→ **Prompt**: Type the records out again in full, exactly.

Data listing
"""

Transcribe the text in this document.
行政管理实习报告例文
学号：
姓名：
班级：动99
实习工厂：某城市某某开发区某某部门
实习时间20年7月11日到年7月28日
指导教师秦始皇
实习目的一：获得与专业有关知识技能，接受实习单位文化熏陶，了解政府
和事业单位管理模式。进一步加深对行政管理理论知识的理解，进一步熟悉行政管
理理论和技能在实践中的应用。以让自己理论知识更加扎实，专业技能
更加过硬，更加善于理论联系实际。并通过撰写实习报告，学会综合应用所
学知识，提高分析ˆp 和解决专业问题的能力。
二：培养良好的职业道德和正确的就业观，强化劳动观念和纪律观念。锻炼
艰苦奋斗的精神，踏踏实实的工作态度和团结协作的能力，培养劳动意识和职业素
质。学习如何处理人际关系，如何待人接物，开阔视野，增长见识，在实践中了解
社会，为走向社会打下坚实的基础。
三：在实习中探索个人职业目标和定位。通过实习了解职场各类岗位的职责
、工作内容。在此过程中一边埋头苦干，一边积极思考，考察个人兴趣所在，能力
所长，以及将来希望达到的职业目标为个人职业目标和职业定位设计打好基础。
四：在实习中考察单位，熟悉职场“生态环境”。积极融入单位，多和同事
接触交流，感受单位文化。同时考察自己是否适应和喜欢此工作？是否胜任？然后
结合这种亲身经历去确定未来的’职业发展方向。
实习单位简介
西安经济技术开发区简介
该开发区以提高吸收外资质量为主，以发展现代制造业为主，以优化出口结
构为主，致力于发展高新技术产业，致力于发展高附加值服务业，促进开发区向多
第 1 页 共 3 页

"""

→ **Solution**:
Transcribe the text in this document.
行政管理实习报告例文
学号：
姓名：
班级：动99
实习工厂：某城市某某开发区某某部门
实习时间20年7月11日到年7月28日
指导教师秦始皇
实习目的一：获得与专业有关知识技能，接受实习单位文化熏陶，了解政府
和事业单位管理模式。进一步加深对行政管理理论知识的理解，进一步熟悉行政管
理理论和技能在实践中的应用。以让自己理论知识更加扎实，专业技能
更加过硬，更加善于理论联系实际。并通过撰写实习报告，学会综合应用所
学知识，提高分析ˆp 和解决专业问题的能力。
二：培养良好的职业道德和正确的就业观，强化劳动观念和纪律观念。锻炼
艰苦奋斗的精神，踏踏实实的工作态度和团结协作的能力，培养劳动意识和职业素
质。学习如何处理人际关系，如何待人接物，开阔视野，增长见识，在实践中了解
社会，为走向社会打下坚实的基础。
三：在实习中探索个人职业目标和定位。通过实习了解职场各类岗位的职责
、工作内容。在此过程中一边埋头苦干，一边积极思考，考察个人兴趣所在，能力
所长，以及将来希望达到的职业目标为个人职业目标和职业定位设计打好基础。
四：在实习中考察单位，熟悉职场“生态环境”。积极融入单位，多和同事
接触交流，感受单位文化。同时考察自己是否适应和喜欢此工作？是否胜任？然后
结合这种亲身经历去确定未来的’职业发展方向。
实习单位简介
西安经济技术开发区简介
该开发区以提高吸收外资质量为主，以发展现代制造业为主，以优化出口结
构为主，致力于发展高新技术产业，致力于发展高附加值服务业，促进开发区向多
第 1 页 共 3 页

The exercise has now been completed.